### PROBLEM TO SOLVE
Keeping each line exactly as it is, output all of the records.
= = =
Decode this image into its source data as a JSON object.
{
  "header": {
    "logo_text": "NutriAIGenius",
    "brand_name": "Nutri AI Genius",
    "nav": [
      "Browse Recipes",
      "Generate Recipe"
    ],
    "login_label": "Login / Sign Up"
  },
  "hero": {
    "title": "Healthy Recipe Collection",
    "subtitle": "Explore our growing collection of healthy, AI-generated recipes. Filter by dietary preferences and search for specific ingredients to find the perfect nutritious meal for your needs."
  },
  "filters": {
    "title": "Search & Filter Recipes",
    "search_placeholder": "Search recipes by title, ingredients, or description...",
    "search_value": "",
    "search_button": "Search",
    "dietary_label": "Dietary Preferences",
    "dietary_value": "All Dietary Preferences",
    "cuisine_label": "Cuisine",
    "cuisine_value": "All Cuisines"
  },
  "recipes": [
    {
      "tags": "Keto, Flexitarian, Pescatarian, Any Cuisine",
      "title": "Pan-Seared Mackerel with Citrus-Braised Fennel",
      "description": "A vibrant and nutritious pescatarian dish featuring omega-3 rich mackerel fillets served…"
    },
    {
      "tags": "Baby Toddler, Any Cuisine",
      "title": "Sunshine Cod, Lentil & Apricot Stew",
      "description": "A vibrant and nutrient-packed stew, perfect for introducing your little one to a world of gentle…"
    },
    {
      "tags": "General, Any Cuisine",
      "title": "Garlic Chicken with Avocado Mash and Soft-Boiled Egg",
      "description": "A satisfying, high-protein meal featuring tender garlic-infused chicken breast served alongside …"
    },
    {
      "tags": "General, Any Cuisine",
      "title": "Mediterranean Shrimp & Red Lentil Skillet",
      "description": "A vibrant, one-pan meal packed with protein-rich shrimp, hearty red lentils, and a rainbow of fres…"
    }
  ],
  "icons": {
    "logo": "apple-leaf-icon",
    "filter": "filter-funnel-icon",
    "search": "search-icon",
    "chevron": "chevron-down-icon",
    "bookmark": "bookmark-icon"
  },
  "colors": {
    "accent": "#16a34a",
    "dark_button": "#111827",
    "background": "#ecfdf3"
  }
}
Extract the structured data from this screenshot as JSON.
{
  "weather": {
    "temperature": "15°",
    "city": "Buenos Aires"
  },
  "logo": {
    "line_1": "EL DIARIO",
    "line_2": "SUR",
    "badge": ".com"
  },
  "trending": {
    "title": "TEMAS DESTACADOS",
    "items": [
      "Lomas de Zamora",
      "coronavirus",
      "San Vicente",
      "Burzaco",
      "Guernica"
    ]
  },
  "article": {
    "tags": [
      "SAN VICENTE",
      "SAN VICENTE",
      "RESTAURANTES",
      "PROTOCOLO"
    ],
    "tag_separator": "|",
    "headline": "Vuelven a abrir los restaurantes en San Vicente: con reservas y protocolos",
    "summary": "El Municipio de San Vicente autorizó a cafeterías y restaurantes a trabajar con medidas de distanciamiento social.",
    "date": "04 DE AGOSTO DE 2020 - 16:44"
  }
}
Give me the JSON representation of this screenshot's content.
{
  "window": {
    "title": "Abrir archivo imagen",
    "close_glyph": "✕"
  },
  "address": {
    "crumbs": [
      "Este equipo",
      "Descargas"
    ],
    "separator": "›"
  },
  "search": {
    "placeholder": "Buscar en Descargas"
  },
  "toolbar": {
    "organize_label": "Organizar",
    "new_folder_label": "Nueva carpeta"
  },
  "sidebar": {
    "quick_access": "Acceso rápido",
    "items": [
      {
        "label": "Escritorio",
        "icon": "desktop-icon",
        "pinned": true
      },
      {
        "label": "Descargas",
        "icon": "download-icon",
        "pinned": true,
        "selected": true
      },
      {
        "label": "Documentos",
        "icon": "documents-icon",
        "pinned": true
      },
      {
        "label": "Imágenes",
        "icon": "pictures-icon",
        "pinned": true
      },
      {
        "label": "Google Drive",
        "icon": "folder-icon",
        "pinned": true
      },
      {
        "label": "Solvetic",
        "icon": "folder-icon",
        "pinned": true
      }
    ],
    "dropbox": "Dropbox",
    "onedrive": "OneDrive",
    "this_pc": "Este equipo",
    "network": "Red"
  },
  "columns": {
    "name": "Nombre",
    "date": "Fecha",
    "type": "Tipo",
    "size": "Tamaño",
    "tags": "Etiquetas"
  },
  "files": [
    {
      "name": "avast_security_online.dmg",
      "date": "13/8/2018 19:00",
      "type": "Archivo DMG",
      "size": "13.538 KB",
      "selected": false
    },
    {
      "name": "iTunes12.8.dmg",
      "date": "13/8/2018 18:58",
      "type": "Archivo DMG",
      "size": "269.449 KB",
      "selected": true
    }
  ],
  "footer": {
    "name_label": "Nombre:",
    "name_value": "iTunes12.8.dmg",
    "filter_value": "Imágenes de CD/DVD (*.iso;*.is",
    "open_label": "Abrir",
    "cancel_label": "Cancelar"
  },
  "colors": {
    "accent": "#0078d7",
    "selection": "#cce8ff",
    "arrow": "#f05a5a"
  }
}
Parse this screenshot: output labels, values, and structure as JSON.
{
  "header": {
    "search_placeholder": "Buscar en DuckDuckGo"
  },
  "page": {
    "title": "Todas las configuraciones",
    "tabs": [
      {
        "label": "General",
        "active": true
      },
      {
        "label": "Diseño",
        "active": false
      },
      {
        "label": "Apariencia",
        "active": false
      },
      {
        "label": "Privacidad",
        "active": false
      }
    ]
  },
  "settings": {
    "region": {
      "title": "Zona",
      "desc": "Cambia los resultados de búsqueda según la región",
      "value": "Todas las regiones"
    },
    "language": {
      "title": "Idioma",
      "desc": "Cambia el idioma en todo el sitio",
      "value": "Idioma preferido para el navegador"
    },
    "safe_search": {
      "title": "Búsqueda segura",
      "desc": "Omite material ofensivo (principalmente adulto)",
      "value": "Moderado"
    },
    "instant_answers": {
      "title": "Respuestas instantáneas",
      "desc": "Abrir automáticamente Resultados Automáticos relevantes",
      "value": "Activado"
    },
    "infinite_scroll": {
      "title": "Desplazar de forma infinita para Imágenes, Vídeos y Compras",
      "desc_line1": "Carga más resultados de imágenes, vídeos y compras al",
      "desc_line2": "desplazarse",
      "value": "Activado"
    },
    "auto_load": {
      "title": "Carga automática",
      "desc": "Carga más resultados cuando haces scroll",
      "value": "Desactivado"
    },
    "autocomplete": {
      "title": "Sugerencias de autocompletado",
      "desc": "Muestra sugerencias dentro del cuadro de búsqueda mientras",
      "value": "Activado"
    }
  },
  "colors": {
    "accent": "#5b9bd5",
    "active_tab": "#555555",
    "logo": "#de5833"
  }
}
= = =
### OUTPUT OF THE TASK
Decode this image into its source data as a JSON object.
{
  "header": {
    "logo_text": "NutriAIGenius",
    "brand_name": "Nutri AI Genius",
    "nav": [
      "Browse Recipes",
      "Generate Recipe"
    ],
    "login_label": "Login / Sign Up"
  },
  "hero": {
    "title": "Healthy Recipe Collection",
    "subtitle": "Explore our growing collection of healthy, AI-generated recipes. Filter by dietary preferences and search for specific ingredients to find the perfect nutritious meal for your needs."
  },
  "filters": {
    "title": "Search & Filter Recipes",
    "search_placeholder": "Search recipes by title, ingredients, or description...",
    "search_value": "",
    "search_button": "Search",
    "dietary_label": "Dietary Preferences",
    "dietary_value": "All Dietary Preferences",
    "cuisine_label": "Cuisine",
    "cuisine_value": "All Cuisines"
  },
  "recipes": [
    {
      "tags": "Keto, Flexitarian, Pescatarian, Any Cuisine",
      "title": "Pan-Seared Mackerel with Citrus-Braised Fennel",
      "description": "A vibrant and nutritious pescatarian dish featuring omega-3 rich mackerel fillets served…"
    },
    {
      "tags": "Baby Toddler, Any Cuisine",
      "title": "Sunshine Cod, Lentil & Apricot Stew",
      "description": "A vibrant and nutrient-packed stew, perfect for introducing your little one to a world of gentle…"
    },
    {
      "tags": "General, Any Cuisine",
      "title": "Garlic Chicken with Avocado Mash and Soft-Boiled Egg",
      "description": "A satisfying, high-protein meal featuring tender garlic-infused chicken breast served alongside …"
    },
    {
      "tags": "General, Any Cuisine",
      "title": "Mediterranean Shrimp & Red Lentil Skillet",
      "description": "A vibrant, one-pan meal packed with protein-rich shrimp, hearty red lentils, and a rainbow of fres…"
    }
  ],
  "icons": {
    "logo": "apple-leaf-icon",
    "filter": "filter-funnel-icon",
    "search": "search-icon",
    "chevron": "chevron-down-icon",
    "bookmark": "bookmark-icon"
  },
  "colors": {
    "accent": "#16a34a",
    "dark_button": "#111827",
    "background": "#ecfdf3"
  }
}
Extract the structured data from this screenshot as JSON.
{
  "weather": {
    "temperature": "15°",
    "city": "Buenos Aires"
  },
  "logo": {
    "line_1": "EL DIARIO",
    "line_2": "SUR",
    "badge": ".com"
  },
  "trending": {
    "title": "TEMAS DESTACADOS",
    "items": [
      "Lomas de Zamora",
      "coronavirus",
      "San Vicente",
      "Burzaco",
      "Guernica"
    ]
  },
  "article": {
    "tags": [
      "SAN VICENTE",
      "SAN VICENTE",
      "RESTAURANTES",
      "PROTOCOLO"
    ],
    "tag_separator": "|",
    "headline": "Vuelven a abrir los restaurantes en San Vicente: con reservas y protocolos",
    "summary": "El Municipio de San Vicente autorizó a cafeterías y restaurantes a trabajar con medidas de distanciamiento social.",
    "date": "04 DE AGOSTO DE 2020 - 16:44"
  }
}
Give me the JSON representation of this screenshot's content.
{
  "window": {
    "title": "Abrir archivo imagen",
    "close_glyph": "✕"
  },
  "address": {
    "crumbs": [
      "Este equipo",
      "Descargas"
    ],
    "separator": "›"
  },
  "search": {
    "placeholder": "Buscar en Descargas"
  },
  "toolbar": {
    "organize_label": "Organizar",
    "new_folder_label": "Nueva carpeta"
  },
  "sidebar": {
    "quick_access": "Acceso rápido",
    "items": [
      {
        "label": "Escritorio",
        "icon": "desktop-icon",
        "pinned": true
      },
      {
        "label": "Descargas",
        "icon": "download-icon",
        "pinned": true,
        "selected": true
      },
      {
        "label": "Documentos",
        "icon": "documents-icon",
        "pinned": true
      },
      {
        "label": "Imágenes",
        "icon": "pictures-icon",
        "pinned": true
      },
      {
        "label": "Google Drive",
        "icon": "folder-icon",
        "pinned": true
      },
      {
        "label": "Solvetic",
        "icon": "folder-icon",
        "pinned": true
      }
    ],
    "dropbox": "Dropbox",
    "onedrive": "OneDrive",
    "this_pc": "Este equipo",
    "network": "Red"
  },
  "columns": {
    "name": "Nombre",
    "date": "Fecha",
    "type": "Tipo",
    "size": "Tamaño",
    "tags": "Etiquetas"
  },
  "files": [
    {
      "name": "avast_security_online.dmg",
      "date": "13/8/2018 19:00",
      "type": "Archivo DMG",
      "size": "13.538 KB",
      "selected": false
    },
    {
      "name": "iTunes12.8.dmg",
      "date": "13/8/2018 18:58",
      "type": "Archivo DMG",
      "size": "269.449 KB",
      "selected": true
    }
  ],
  "footer": {
    "name_label": "Nombre:",
    "name_value": "iTunes12.8.dmg",
    "filter_value": "Imágenes de CD/DVD (*.iso;*.is",
    "open_label": "Abrir",
    "cancel_label": "Cancelar"
  },
  "colors": {
    "accent": "#0078d7",
    "selection": "#cce8ff",
    "arrow": "#f05a5a"
  }
}
Parse this screenshot: output labels, values, and structure as JSON.
{
  "header": {
    "search_placeholder": "Buscar en DuckDuckGo"
  },
  "page": {
    "title": "Todas las configuraciones",
    "tabs": [
      {
        "label": "General",
        "active": true
      },
      {
        "label": "Diseño",
        "active": false
      },
      {
        "label": "Apariencia",
        "active": false
      },
      {
        "label": "Privacidad",
        "active": false
      }
    ]
  },
  "settings": {
    "region": {
      "title": "Zona",
      "desc": "Cambia los resultados de búsqueda según la región",
      "value": "Todas las regiones"
    },
    "language": {
      "title": "Idioma",
      "desc": "Cambia el idioma en todo el sitio",
      "value": "Idioma preferido para el navegador"
    },
    "safe_search": {
      "title": "Búsqueda segura",
      "desc": "Omite material ofensivo (principalmente adulto)",
      "value": "Moderado"
    },
    "instant_answers": {
      "title": "Respuestas instantáneas",
      "desc": "Abrir automáticamente Resultados Automáticos relevantes",
      "value": "Activado"
    },
    "infinite_scroll": {
      "title": "Desplazar de forma infinita para Imágenes, Vídeos y Compras",
      "desc_line1": "Carga más resultados de imágenes, vídeos y compras al",
      "desc_line2": "desplazarse",
      "value": "Activado"
    },
    "auto_load": {
      "title": "Carga automática",
      "desc": "Carga más resultados cuando haces scroll",
      "value": "Desactivado"
    },
    "autocomplete": {
      "title": "Sugerencias de autocompletado",
      "desc": "Muestra sugerencias dentro del cuadro de búsqueda mientras",
      "value": "Activado"
    }
  },
  "colors": {
    "accent": "#5b9bd5",
    "active_tab": "#555555",
    "logo": "#de5833"
  }
}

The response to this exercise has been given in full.